→ **Required task**
Copy the records below exactly, leaving out every picture.

→ **Supplied information**

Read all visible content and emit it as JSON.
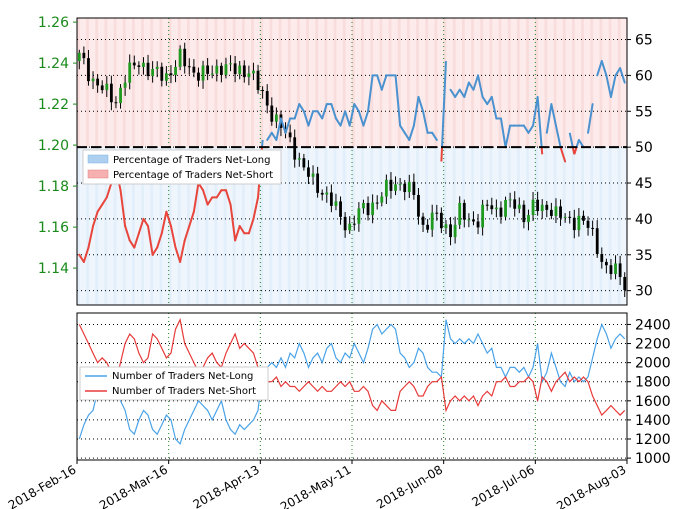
{
  "chart_data": [
    {
      "type": "candlestick",
      "y_left_ticks": [
        "1.14",
        "1.16",
        "1.18",
        "1.20",
        "1.22",
        "1.24",
        "1.26"
      ],
      "y_left_range": [
        1.122,
        1.262
      ],
      "y_right_ticks": [
        "30",
        "35",
        "40",
        "45",
        "50",
        "55",
        "60",
        "65"
      ],
      "y_right_range": [
        28,
        68
      ],
      "reference_line": 50,
      "x_ticks": [
        "2018-Feb-16",
        "2018-Mar-16",
        "2018-Apr-13",
        "2018-May-11",
        "2018-Jun-08",
        "2018-Jul-06",
        "2018-Aug-03"
      ],
      "legend": [
        {
          "label": "Percentage of Traders Net-Long",
          "color": "#aed0f0"
        },
        {
          "label": "Percentage of Traders Net-Short",
          "color": "#f6b0b0"
        }
      ],
      "price_anchors": [
        [
          0,
          1.243
        ],
        [
          3,
          1.232
        ],
        [
          6,
          1.225
        ],
        [
          8,
          1.222
        ],
        [
          10,
          1.233
        ],
        [
          13,
          1.241
        ],
        [
          16,
          1.235
        ],
        [
          19,
          1.234
        ],
        [
          22,
          1.242
        ],
        [
          25,
          1.236
        ],
        [
          28,
          1.234
        ],
        [
          31,
          1.239
        ],
        [
          34,
          1.236
        ],
        [
          37,
          1.237
        ],
        [
          39,
          1.228
        ],
        [
          41,
          1.22
        ],
        [
          43,
          1.212
        ],
        [
          45,
          1.205
        ],
        [
          47,
          1.198
        ],
        [
          49,
          1.188
        ],
        [
          51,
          1.182
        ],
        [
          53,
          1.178
        ],
        [
          55,
          1.172
        ],
        [
          57,
          1.165
        ],
        [
          59,
          1.16
        ],
        [
          61,
          1.167
        ],
        [
          63,
          1.17
        ],
        [
          65,
          1.173
        ],
        [
          67,
          1.178
        ],
        [
          69,
          1.182
        ],
        [
          71,
          1.18
        ],
        [
          73,
          1.175
        ],
        [
          75,
          1.16
        ],
        [
          77,
          1.165
        ],
        [
          79,
          1.162
        ],
        [
          81,
          1.158
        ],
        [
          83,
          1.167
        ],
        [
          85,
          1.163
        ],
        [
          87,
          1.164
        ],
        [
          89,
          1.17
        ],
        [
          91,
          1.168
        ],
        [
          93,
          1.172
        ],
        [
          95,
          1.17
        ],
        [
          97,
          1.166
        ],
        [
          99,
          1.17
        ],
        [
          101,
          1.168
        ],
        [
          103,
          1.17
        ],
        [
          105,
          1.165
        ],
        [
          107,
          1.162
        ],
        [
          109,
          1.165
        ],
        [
          111,
          1.16
        ],
        [
          113,
          1.15
        ],
        [
          115,
          1.14
        ],
        [
          117,
          1.138
        ],
        [
          119,
          1.133
        ]
      ],
      "sentiment_pct_long": [
        35,
        34,
        36,
        39,
        41,
        42,
        43,
        45,
        47,
        44,
        39,
        37,
        36,
        38,
        40,
        39,
        35,
        36,
        38,
        41,
        39,
        36,
        34,
        37,
        39,
        41,
        45,
        44,
        42,
        43,
        43,
        44,
        44,
        42,
        37,
        39,
        38,
        38,
        40,
        43,
        51,
        51,
        52,
        51,
        54,
        52,
        54,
        54,
        56,
        55,
        53,
        55,
        55,
        54,
        56,
        56,
        54,
        53,
        55,
        53,
        56,
        55,
        53,
        55,
        60,
        60,
        58,
        60,
        60,
        60,
        53,
        52,
        51,
        53,
        57,
        55,
        52,
        52,
        51,
        48,
        62,
        58,
        57,
        58,
        57,
        59,
        58,
        60,
        57,
        56,
        57,
        54,
        54,
        50,
        53,
        53,
        53,
        53,
        52,
        53,
        57,
        49,
        52,
        56,
        53,
        50,
        48,
        52,
        49,
        51,
        50,
        52,
        56,
        60,
        62,
        60,
        57,
        60,
        61,
        59
      ],
      "sentiment_gaps_after": [
        40,
        78,
        80,
        101,
        106,
        110,
        112
      ]
    },
    {
      "type": "line",
      "y_ticks": [
        "1000",
        "1200",
        "1400",
        "1600",
        "1800",
        "2000",
        "2200",
        "2400"
      ],
      "ylim": [
        980,
        2520
      ],
      "legend_position": "center-left",
      "series": [
        {
          "name": "Number of Traders Net-Long",
          "color": "#4aa3e8",
          "values": [
            1200,
            1350,
            1450,
            1500,
            1700,
            1650,
            1750,
            1800,
            1700,
            1600,
            1500,
            1300,
            1250,
            1400,
            1500,
            1450,
            1300,
            1250,
            1350,
            1450,
            1400,
            1200,
            1150,
            1300,
            1400,
            1500,
            1600,
            1550,
            1500,
            1400,
            1500,
            1600,
            1400,
            1300,
            1250,
            1350,
            1300,
            1350,
            1400,
            1500,
            1900,
            1950,
            2000,
            1950,
            2050,
            1950,
            2100,
            2050,
            2200,
            2100,
            1950,
            2050,
            2100,
            2000,
            2150,
            2200,
            2050,
            2000,
            2100,
            2050,
            2200,
            2100,
            2000,
            2150,
            2350,
            2400,
            2300,
            2350,
            2400,
            2350,
            2100,
            2050,
            1950,
            2000,
            2150,
            2100,
            1950,
            1900,
            1900,
            1850,
            2450,
            2250,
            2200,
            2250,
            2200,
            2250,
            2200,
            2300,
            2200,
            2100,
            2150,
            1950,
            1950,
            1850,
            1950,
            1950,
            1900,
            1950,
            1850,
            1950,
            2200,
            1800,
            1900,
            2100,
            1950,
            1800,
            1750,
            1900,
            1800,
            1850,
            1800,
            1850,
            2050,
            2250,
            2400,
            2300,
            2150,
            2250,
            2300,
            2250
          ]
        },
        {
          "name": "Number of Traders Net-Short",
          "color": "#e83a3a",
          "values": [
            2400,
            2300,
            2200,
            2100,
            2000,
            2050,
            2000,
            1900,
            1800,
            2000,
            2200,
            2300,
            2250,
            2100,
            2000,
            2050,
            2300,
            2250,
            2150,
            2050,
            2100,
            2350,
            2450,
            2200,
            2100,
            2000,
            1900,
            1950,
            2050,
            2100,
            2000,
            1950,
            2100,
            2200,
            2300,
            2150,
            2200,
            2150,
            2100,
            1950,
            1850,
            1800,
            1800,
            1850,
            1750,
            1800,
            1750,
            1750,
            1700,
            1750,
            1800,
            1750,
            1700,
            1750,
            1700,
            1700,
            1750,
            1800,
            1750,
            1800,
            1700,
            1700,
            1750,
            1700,
            1550,
            1500,
            1600,
            1550,
            1500,
            1500,
            1700,
            1750,
            1800,
            1750,
            1650,
            1650,
            1750,
            1800,
            1800,
            1850,
            1500,
            1600,
            1650,
            1600,
            1650,
            1600,
            1650,
            1550,
            1650,
            1700,
            1650,
            1800,
            1800,
            1850,
            1750,
            1750,
            1800,
            1800,
            1850,
            1800,
            1600,
            1850,
            1800,
            1700,
            1800,
            1850,
            1900,
            1800,
            1850,
            1800,
            1850,
            1800,
            1650,
            1550,
            1450,
            1500,
            1550,
            1500,
            1450,
            1500
          ]
        }
      ]
    }
  ]
}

→ **Task solution**
Read all visible content and emit it as JSON.
{
  "chart_data": [
    {
      "type": "candlestick",
      "y_left_ticks": [
        "1.14",
        "1.16",
        "1.18",
        "1.20",
        "1.22",
        "1.24",
        "1.26"
      ],
      "y_left_range": [
        1.122,
        1.262
      ],
      "y_right_ticks": [
        "30",
        "35",
        "40",
        "45",
        "50",
        "55",
        "60",
        "65"
      ],
      "y_right_range": [
        28,
        68
      ],
      "reference_line": 50,
      "x_ticks": [
        "2018-Feb-16",
        "2018-Mar-16",
        "2018-Apr-13",
        "2018-May-11",
        "2018-Jun-08",
        "2018-Jul-06",
        "2018-Aug-03"
      ],
      "legend": [
        {
          "label": "Percentage of Traders Net-Long",
          "color": "#aed0f0"
        },
        {
          "label": "Percentage of Traders Net-Short",
          "color": "#f6b0b0"
        }
      ],
      "price_anchors": [
        [
          0,
          1.243
        ],
        [
          3,
          1.232
        ],
        [
          6,
          1.225
        ],
        [
          8,
          1.222
        ],
        [
          10,
          1.233
        ],
        [
          13,
          1.241
        ],
        [
          16,
          1.235
        ],
        [
          19,
          1.234
        ],
        [
          22,
          1.242
        ],
        [
          25,
          1.236
        ],
        [
          28,
          1.234
        ],
        [
          31,
          1.239
        ],
        [
          34,
          1.236
        ],
        [
          37,
          1.237
        ],
        [
          39,
          1.228
        ],
        [
          41,
          1.22
        ],
        [
          43,
          1.212
        ],
        [
          45,
          1.205
        ],
        [
          47,
          1.198
        ],
        [
          49,
          1.188
        ],
        [
          51,
          1.182
        ],
        [
          53,
          1.178
        ],
        [
          55,
          1.172
        ],
        [
          57,
          1.165
        ],
        [
          59,
          1.16
        ],
        [
          61,
          1.167
        ],
        [
          63,
          1.17
        ],
        [
          65,
          1.173
        ],
        [
          67,
          1.178
        ],
        [
          69,
          1.182
        ],
        [
          71,
          1.18
        ],
        [
          73,
          1.175
        ],
        [
          75,
          1.16
        ],
        [
          77,
          1.165
        ],
        [
          79,
          1.162
        ],
        [
          81,
          1.158
        ],
        [
          83,
          1.167
        ],
        [
          85,
          1.163
        ],
        [
          87,
          1.164
        ],
        [
          89,
          1.17
        ],
        [
          91,
          1.168
        ],
        [
          93,
          1.172
        ],
        [
          95,
          1.17
        ],
        [
          97,
          1.166
        ],
        [
          99,
          1.17
        ],
        [
          101,
          1.168
        ],
        [
          103,
          1.17
        ],
        [
          105,
          1.165
        ],
        [
          107,
          1.162
        ],
        [
          109,
          1.165
        ],
        [
          111,
          1.16
        ],
        [
          113,
          1.15
        ],
        [
          115,
          1.14
        ],
        [
          117,
          1.138
        ],
        [
          119,
          1.133
        ]
      ],
      "sentiment_pct_long": [
        35,
        34,
        36,
        39,
        41,
        42,
        43,
        45,
        47,
        44,
        39,
        37,
        36,
        38,
        40,
        39,
        35,
        36,
        38,
        41,
        39,
        36,
        34,
        37,
        39,
        41,
        45,
        44,
        42,
        43,
        43,
        44,
        44,
        42,
        37,
        39,
        38,
        38,
        40,
        43,
        51,
        51,
        52,
        51,
        54,
        52,
        54,
        54,
        56,
        55,
        53,
        55,
        55,
        54,
        56,
        56,
        54,
        53,
        55,
        53,
        56,
        55,
        53,
        55,
        60,
        60,
        58,
        60,
        60,
        60,
        53,
        52,
        51,
        53,
        57,
        55,
        52,
        52,
        51,
        48,
        62,
        58,
        57,
        58,
        57,
        59,
        58,
        60,
        57,
        56,
        57,
        54,
        54,
        50,
        53,
        53,
        53,
        53,
        52,
        53,
        57,
        49,
        52,
        56,
        53,
        50,
        48,
        52,
        49,
        51,
        50,
        52,
        56,
        60,
        62,
        60,
        57,
        60,
        61,
        59
      ],
      "sentiment_gaps_after": [
        40,
        78,
        80,
        101,
        106,
        110,
        112
      ]
    },
    {
      "type": "line",
      "y_ticks": [
        "1000",
        "1200",
        "1400",
        "1600",
        "1800",
        "2000",
        "2200",
        "2400"
      ],
      "ylim": [
        980,
        2520
      ],
      "legend_position": "center-left",
      "series": [
        {
          "name": "Number of Traders Net-Long",
          "color": "#4aa3e8",
          "values": [
            1200,
            1350,
            1450,
            1500,
            1700,
            1650,
            1750,
            1800,
            1700,
            1600,
            1500,
            1300,
            1250,
            1400,
            1500,
            1450,
            1300,
            1250,
            1350,
            1450,
            1400,
            1200,
            1150,
            1300,
            1400,
            1500,
            1600,
            1550,
            1500,
            1400,
            1500,
            1600,
            1400,
            1300,
            1250,
            1350,
            1300,
            1350,
            1400,
            1500,
            1900,
            1950,
            2000,
            1950,
            2050,
            1950,
            2100,
            2050,
            2200,
            2100,
            1950,
            2050,
            2100,
            2000,
            2150,
            2200,
            2050,
            2000,
            2100,
            2050,
            2200,
            2100,
            2000,
            2150,
            2350,
            2400,
            2300,
            2350,
            2400,
            2350,
            2100,
            2050,
            1950,
            2000,
            2150,
            2100,
            1950,
            1900,
            1900,
            1850,
            2450,
            2250,
            2200,
            2250,
            2200,
            2250,
            2200,
            2300,
            2200,
            2100,
            2150,
            1950,
            1950,
            1850,
            1950,
            1950,
            1900,
            1950,
            1850,
            1950,
            2200,
            1800,
            1900,
            2100,
            1950,
            1800,
            1750,
            1900,
            1800,
            1850,
            1800,
            1850,
            2050,
            2250,
            2400,
            2300,
            2150,
            2250,
            2300,
            2250
          ]
        },
        {
          "name": "Number of Traders Net-Short",
          "color": "#e83a3a",
          "values": [
            2400,
            2300,
            2200,
            2100,
            2000,
            2050,
            2000,
            1900,
            1800,
            2000,
            2200,
            2300,
            2250,
            2100,
            2000,
            2050,
            2300,
            2250,
            2150,
            2050,
            2100,
            2350,
            2450,
            2200,
            2100,
            2000,
            1900,
            1950,
            2050,
            2100,
            2000,
            1950,
            2100,
            2200,
            2300,
            2150,
            2200,
            2150,
            2100,
            1950,
            1850,
            1800,
            1800,
            1850,
            1750,
            1800,
            1750,
            1750,
            1700,
            1750,
            1800,
            1750,
            1700,
            1750,
            1700,
            1700,
            1750,
            1800,
            1750,
            1800,
            1700,
            1700,
            1750,
            1700,
            1550,
            1500,
            1600,
            1550,
            1500,
            1500,
            1700,
            1750,
            1800,
            1750,
            1650,
            1650,
            1750,
            1800,
            1800,
            1850,
            1500,
            1600,
            1650,
            1600,
            1650,
            1600,
            1650,
            1550,
            1650,
            1700,
            1650,
            1800,
            1800,
            1850,
            1750,
            1750,
            1800,
            1800,
            1850,
            1800,
            1600,
            1850,
            1800,
            1700,
            1800,
            1850,
            1900,
            1800,
            1850,
            1800,
            1850,
            1800,
            1650,
            1550,
            1450,
            1500,
            1550,
            1500,
            1450,
            1500
          ]
        }
      ]
    }
  ]
}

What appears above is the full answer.